[Start of RECORDS SHOWN]

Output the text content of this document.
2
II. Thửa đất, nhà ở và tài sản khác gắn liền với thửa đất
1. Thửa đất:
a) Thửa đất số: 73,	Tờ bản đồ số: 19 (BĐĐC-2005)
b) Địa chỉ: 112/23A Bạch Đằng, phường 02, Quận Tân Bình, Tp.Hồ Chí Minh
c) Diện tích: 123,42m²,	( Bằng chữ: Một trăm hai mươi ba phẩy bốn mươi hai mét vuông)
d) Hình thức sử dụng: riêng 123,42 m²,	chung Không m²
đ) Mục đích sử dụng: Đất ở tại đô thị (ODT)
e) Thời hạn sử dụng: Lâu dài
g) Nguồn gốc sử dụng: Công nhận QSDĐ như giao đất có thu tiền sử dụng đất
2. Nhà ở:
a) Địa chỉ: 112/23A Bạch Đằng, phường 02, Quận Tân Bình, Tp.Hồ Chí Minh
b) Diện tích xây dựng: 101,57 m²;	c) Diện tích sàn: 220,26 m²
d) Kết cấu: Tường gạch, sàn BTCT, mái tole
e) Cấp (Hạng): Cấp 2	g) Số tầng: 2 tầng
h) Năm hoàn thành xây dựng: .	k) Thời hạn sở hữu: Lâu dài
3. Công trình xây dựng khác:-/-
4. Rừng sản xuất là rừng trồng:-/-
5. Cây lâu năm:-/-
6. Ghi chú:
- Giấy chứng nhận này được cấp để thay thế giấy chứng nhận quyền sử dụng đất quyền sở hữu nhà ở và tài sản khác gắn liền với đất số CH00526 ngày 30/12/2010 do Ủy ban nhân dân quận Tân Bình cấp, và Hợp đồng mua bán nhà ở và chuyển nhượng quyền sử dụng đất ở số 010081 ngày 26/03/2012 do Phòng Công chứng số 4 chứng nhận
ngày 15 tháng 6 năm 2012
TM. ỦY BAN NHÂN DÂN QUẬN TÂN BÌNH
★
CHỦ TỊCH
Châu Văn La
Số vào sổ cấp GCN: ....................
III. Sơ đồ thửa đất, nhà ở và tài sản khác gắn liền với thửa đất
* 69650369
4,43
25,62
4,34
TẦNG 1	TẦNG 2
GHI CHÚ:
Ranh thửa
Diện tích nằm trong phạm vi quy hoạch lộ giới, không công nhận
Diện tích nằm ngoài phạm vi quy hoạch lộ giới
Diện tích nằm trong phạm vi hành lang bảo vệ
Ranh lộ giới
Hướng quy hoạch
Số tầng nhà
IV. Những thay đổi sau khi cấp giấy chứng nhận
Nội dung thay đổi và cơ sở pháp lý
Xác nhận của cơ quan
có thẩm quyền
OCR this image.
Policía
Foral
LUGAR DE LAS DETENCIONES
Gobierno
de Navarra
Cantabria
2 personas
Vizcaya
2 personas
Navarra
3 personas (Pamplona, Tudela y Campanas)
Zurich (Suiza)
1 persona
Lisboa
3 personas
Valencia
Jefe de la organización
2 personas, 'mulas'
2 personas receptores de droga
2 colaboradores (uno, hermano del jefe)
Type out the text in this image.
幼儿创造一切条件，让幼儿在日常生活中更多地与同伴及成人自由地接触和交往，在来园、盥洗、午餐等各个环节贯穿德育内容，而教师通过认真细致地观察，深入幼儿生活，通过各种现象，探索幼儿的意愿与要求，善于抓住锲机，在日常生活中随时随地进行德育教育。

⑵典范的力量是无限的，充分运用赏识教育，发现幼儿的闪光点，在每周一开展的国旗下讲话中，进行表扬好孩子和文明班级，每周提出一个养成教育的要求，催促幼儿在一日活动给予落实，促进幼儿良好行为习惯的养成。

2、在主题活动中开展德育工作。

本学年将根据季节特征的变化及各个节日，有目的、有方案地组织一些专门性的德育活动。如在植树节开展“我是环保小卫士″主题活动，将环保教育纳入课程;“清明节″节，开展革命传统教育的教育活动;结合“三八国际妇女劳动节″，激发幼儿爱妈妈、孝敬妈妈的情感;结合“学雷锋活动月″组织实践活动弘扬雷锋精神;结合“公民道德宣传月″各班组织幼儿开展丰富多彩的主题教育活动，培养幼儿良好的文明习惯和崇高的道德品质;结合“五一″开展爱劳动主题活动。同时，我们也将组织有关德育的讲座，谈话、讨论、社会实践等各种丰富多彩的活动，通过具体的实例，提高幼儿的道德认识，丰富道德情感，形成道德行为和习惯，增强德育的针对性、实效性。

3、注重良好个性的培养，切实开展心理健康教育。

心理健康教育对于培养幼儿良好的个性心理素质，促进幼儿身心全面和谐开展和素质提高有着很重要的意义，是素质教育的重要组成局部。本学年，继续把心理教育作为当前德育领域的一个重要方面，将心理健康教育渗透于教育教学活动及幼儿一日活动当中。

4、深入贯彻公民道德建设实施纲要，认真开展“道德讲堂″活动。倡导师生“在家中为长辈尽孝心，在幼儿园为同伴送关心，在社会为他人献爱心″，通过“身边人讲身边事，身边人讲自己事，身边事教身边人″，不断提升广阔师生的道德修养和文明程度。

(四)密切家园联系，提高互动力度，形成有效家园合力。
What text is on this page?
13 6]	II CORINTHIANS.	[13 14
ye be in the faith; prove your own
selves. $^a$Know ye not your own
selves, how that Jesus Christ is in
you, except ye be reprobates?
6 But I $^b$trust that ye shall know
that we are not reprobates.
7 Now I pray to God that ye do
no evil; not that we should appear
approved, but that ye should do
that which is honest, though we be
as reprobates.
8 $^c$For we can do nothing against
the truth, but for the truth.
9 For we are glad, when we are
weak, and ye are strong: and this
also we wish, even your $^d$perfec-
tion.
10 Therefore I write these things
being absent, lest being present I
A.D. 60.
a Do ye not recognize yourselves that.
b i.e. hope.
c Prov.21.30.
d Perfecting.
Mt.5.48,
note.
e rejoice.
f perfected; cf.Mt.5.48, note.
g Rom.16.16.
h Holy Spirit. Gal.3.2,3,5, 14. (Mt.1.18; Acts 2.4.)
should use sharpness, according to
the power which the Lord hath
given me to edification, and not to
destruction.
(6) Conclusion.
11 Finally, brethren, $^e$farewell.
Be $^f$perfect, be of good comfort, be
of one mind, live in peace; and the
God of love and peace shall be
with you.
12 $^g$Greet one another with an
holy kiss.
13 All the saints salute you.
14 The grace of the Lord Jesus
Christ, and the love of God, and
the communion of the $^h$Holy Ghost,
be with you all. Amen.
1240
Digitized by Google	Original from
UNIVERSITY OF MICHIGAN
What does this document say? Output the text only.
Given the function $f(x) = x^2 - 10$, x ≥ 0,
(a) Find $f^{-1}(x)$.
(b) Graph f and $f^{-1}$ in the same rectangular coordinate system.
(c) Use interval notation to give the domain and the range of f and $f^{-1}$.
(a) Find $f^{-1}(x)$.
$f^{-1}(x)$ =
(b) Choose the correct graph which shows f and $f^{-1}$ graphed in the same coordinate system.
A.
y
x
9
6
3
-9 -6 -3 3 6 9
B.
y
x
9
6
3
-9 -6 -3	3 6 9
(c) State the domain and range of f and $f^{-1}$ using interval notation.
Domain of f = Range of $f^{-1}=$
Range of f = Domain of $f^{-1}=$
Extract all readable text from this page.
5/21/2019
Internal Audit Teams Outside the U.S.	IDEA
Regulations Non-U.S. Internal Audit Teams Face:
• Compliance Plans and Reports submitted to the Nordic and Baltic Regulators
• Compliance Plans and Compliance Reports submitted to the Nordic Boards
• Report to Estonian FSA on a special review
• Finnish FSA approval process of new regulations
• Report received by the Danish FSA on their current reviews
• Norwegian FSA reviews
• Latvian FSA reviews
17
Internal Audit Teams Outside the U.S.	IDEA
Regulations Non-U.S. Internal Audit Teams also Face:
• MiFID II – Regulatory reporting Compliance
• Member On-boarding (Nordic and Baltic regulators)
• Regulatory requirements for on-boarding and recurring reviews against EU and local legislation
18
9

[End of RECORDS SHOWN]

## EXERCISE PROMPT
Search the lines above for the string "interval" and copy each line that has it.

## ANSWER FOR THE TASK
(c) Use interval notation to give the domain and the range of f and $f^{-1}$.
(c) State the domain and range of f and $f^{-1}$ using interval notation.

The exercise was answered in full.